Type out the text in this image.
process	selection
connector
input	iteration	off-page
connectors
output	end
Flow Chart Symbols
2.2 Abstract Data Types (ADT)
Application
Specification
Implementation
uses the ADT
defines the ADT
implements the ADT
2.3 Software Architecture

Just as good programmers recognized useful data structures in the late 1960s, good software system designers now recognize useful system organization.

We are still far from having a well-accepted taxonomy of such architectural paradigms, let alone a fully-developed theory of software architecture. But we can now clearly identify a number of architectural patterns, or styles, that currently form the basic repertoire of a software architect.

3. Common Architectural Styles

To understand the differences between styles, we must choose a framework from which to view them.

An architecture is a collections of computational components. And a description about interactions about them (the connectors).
==
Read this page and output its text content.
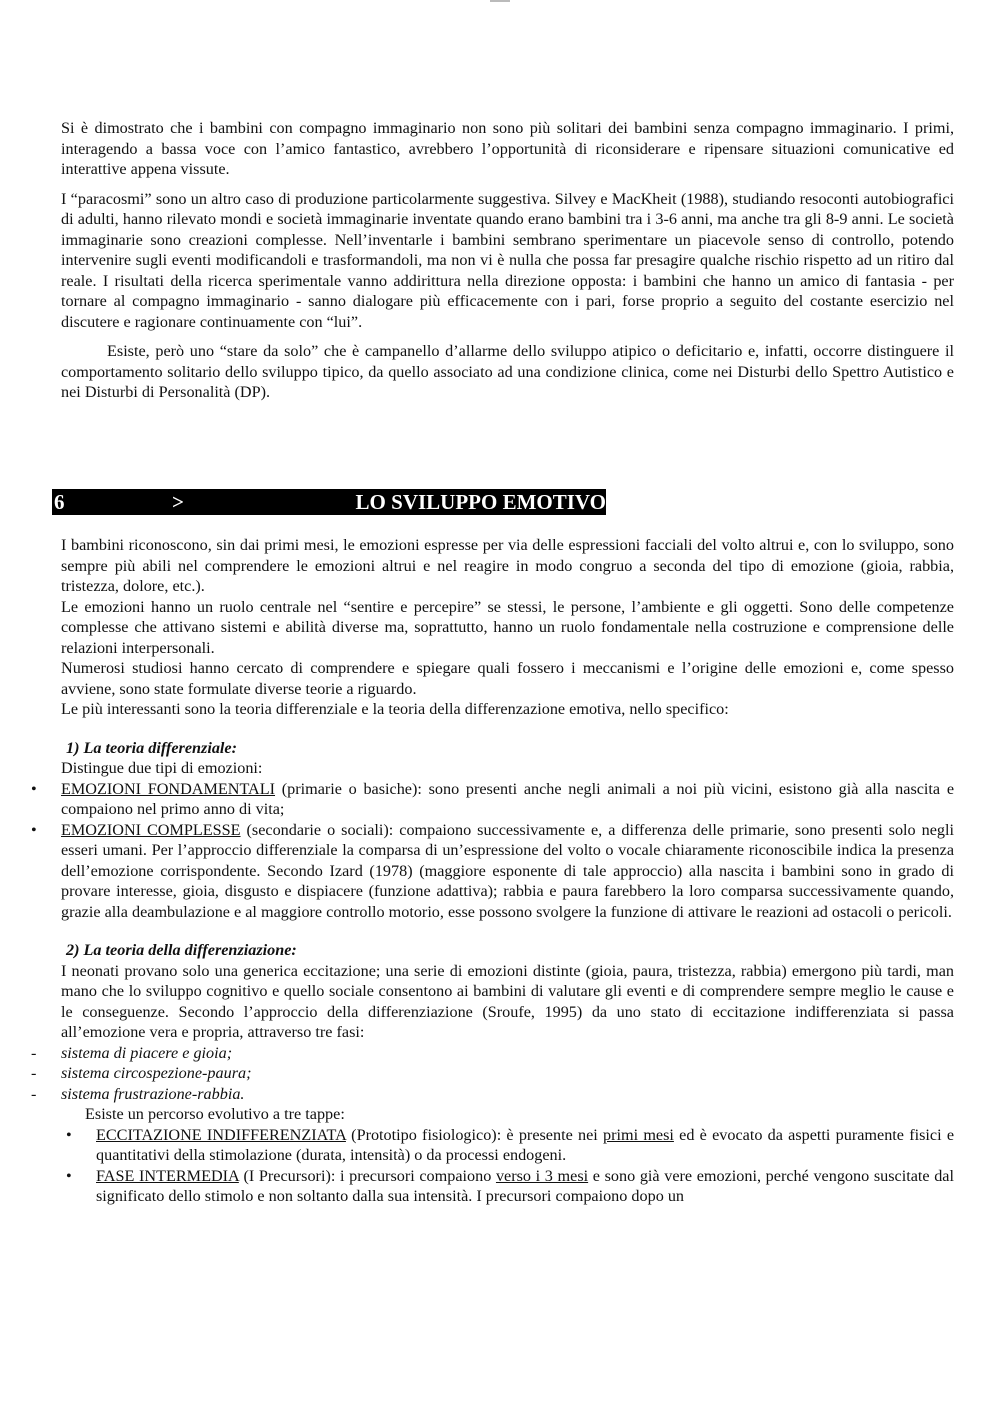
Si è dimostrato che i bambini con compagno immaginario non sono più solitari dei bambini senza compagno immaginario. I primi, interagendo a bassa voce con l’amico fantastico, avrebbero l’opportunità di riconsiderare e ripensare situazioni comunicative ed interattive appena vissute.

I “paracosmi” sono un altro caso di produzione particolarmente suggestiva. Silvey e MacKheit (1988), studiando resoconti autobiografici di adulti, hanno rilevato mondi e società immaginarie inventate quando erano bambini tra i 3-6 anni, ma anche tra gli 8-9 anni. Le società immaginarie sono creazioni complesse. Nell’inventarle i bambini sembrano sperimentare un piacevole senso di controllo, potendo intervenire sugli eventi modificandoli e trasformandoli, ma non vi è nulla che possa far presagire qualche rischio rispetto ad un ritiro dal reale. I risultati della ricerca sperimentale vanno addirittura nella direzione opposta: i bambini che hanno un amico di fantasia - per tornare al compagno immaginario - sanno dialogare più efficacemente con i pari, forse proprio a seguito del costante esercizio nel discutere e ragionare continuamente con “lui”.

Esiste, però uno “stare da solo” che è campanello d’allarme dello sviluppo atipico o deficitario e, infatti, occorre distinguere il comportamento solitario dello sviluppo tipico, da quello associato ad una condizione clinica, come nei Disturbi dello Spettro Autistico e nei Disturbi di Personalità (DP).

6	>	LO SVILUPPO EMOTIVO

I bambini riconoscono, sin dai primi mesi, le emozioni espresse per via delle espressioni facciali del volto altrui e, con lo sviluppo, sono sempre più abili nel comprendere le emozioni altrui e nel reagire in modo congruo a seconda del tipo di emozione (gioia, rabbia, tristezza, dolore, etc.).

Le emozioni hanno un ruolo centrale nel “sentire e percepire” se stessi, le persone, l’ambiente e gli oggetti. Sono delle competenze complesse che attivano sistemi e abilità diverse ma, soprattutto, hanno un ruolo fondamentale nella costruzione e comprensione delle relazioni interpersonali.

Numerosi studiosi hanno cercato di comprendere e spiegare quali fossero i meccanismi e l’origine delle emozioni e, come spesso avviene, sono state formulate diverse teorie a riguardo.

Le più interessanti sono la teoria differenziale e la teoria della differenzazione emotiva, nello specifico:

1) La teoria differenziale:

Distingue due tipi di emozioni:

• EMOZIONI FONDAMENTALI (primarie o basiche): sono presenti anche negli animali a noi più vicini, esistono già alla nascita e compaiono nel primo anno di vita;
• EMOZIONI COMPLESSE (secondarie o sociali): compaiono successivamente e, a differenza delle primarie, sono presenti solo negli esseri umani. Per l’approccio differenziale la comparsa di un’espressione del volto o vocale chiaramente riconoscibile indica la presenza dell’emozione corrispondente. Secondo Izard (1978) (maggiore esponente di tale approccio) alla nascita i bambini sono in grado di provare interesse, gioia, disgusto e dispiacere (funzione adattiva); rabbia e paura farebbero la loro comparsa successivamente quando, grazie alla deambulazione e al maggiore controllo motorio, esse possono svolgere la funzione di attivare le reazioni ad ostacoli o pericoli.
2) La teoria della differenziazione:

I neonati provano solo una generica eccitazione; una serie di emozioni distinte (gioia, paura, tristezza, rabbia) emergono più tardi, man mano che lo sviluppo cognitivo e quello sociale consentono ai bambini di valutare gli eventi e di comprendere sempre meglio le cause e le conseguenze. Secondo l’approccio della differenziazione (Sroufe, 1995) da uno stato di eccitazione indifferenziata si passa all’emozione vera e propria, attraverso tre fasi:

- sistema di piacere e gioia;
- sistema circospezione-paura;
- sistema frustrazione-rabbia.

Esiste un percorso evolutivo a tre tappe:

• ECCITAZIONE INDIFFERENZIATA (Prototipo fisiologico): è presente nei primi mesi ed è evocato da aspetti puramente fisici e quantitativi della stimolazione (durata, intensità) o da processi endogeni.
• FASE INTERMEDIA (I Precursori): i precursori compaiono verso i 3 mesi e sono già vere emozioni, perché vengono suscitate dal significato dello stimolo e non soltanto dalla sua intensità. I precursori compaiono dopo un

## Objective
Work through the records above line by line and count those that hold the string "connectors". Give only the result.

## Exercise answer
2